§ **SHORT EXERCISE**: Every record must be written out once more, with nothing added or omitted.

····················

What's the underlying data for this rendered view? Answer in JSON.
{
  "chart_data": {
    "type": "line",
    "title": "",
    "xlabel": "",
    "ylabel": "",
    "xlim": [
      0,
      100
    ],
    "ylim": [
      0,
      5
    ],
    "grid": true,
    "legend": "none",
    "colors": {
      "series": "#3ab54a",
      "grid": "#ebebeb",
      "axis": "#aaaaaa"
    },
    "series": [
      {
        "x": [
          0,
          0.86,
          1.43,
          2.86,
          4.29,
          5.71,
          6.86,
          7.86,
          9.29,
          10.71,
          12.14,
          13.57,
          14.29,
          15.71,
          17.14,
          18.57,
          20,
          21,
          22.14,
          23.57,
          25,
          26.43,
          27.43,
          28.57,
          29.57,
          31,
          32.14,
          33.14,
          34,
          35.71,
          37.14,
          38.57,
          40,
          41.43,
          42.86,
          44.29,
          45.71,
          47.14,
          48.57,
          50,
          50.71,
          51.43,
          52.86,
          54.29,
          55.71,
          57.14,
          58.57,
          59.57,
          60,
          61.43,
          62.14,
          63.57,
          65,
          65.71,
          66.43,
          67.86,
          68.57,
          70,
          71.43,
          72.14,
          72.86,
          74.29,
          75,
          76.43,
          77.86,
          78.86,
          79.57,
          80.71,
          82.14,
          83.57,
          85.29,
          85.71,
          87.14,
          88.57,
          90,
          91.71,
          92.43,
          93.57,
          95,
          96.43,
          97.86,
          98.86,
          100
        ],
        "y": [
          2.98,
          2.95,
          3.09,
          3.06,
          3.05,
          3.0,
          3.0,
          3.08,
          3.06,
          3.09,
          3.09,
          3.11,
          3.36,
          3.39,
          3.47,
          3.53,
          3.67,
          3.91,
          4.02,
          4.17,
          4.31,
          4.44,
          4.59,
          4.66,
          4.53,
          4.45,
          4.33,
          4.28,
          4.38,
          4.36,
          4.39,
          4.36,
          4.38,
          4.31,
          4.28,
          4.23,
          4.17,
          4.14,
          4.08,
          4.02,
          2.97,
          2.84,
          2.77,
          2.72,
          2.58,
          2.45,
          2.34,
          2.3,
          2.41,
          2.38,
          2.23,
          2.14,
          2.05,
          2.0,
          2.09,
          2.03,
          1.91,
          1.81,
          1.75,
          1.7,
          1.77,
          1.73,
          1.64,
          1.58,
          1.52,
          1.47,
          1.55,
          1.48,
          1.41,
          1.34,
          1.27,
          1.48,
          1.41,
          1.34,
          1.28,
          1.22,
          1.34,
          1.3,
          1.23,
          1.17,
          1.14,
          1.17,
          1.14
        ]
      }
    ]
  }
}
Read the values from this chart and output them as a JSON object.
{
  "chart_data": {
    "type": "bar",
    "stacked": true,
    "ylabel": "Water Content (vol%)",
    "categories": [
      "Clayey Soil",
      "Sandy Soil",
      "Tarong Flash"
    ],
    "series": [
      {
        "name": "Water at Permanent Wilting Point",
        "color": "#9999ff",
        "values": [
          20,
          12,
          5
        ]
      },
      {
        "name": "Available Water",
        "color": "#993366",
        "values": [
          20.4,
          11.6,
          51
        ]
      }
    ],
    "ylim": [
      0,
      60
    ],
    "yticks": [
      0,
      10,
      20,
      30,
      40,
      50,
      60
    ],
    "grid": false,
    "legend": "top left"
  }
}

····················

§ **RESPONSE**:
What's the underlying data for this rendered view? Answer in JSON.
{
  "chart_data": {
    "type": "line",
    "title": "",
    "xlabel": "",
    "ylabel": "",
    "xlim": [
      0,
      100
    ],
    "ylim": [
      0,
      5
    ],
    "grid": true,
    "legend": "none",
    "colors": {
      "series": "#3ab54a",
      "grid": "#ebebeb",
      "axis": "#aaaaaa"
    },
    "series": [
      {
        "x": [
          0,
          0.86,
          1.43,
          2.86,
          4.29,
          5.71,
          6.86,
          7.86,
          9.29,
          10.71,
          12.14,
          13.57,
          14.29,
          15.71,
          17.14,
          18.57,
          20,
          21,
          22.14,
          23.57,
          25,
          26.43,
          27.43,
          28.57,
          29.57,
          31,
          32.14,
          33.14,
          34,
          35.71,
          37.14,
          38.57,
          40,
          41.43,
          42.86,
          44.29,
          45.71,
          47.14,
          48.57,
          50,
          50.71,
          51.43,
          52.86,
          54.29,
          55.71,
          57.14,
          58.57,
          59.57,
          60,
          61.43,
          62.14,
          63.57,
          65,
          65.71,
          66.43,
          67.86,
          68.57,
          70,
          71.43,
          72.14,
          72.86,
          74.29,
          75,
          76.43,
          77.86,
          78.86,
          79.57,
          80.71,
          82.14,
          83.57,
          85.29,
          85.71,
          87.14,
          88.57,
          90,
          91.71,
          92.43,
          93.57,
          95,
          96.43,
          97.86,
          98.86,
          100
        ],
        "y": [
          2.98,
          2.95,
          3.09,
          3.06,
          3.05,
          3.0,
          3.0,
          3.08,
          3.06,
          3.09,
          3.09,
          3.11,
          3.36,
          3.39,
          3.47,
          3.53,
          3.67,
          3.91,
          4.02,
          4.17,
          4.31,
          4.44,
          4.59,
          4.66,
          4.53,
          4.45,
          4.33,
          4.28,
          4.38,
          4.36,
          4.39,
          4.36,
          4.38,
          4.31,
          4.28,
          4.23,
          4.17,
          4.14,
          4.08,
          4.02,
          2.97,
          2.84,
          2.77,
          2.72,
          2.58,
          2.45,
          2.34,
          2.3,
          2.41,
          2.38,
          2.23,
          2.14,
          2.05,
          2.0,
          2.09,
          2.03,
          1.91,
          1.81,
          1.75,
          1.7,
          1.77,
          1.73,
          1.64,
          1.58,
          1.52,
          1.47,
          1.55,
          1.48,
          1.41,
          1.34,
          1.27,
          1.48,
          1.41,
          1.34,
          1.28,
          1.22,
          1.34,
          1.3,
          1.23,
          1.17,
          1.14,
          1.17,
          1.14
        ]
      }
    ]
  }
}
Read the values from this chart and output them as a JSON object.
{
  "chart_data": {
    "type": "bar",
    "stacked": true,
    "ylabel": "Water Content (vol%)",
    "categories": [
      "Clayey Soil",
      "Sandy Soil",
      "Tarong Flash"
    ],
    "series": [
      {
        "name": "Water at Permanent Wilting Point",
        "color": "#9999ff",
        "values": [
          20,
          12,
          5
        ]
      },
      {
        "name": "Available Water",
        "color": "#993366",
        "values": [
          20.4,
          11.6,
          51
        ]
      }
    ],
    "ylim": [
      0,
      60
    ],
    "yticks": [
      0,
      10,
      20,
      30,
      40,
      50,
      60
    ],
    "grid": false,
    "legend": "top left"
  }
}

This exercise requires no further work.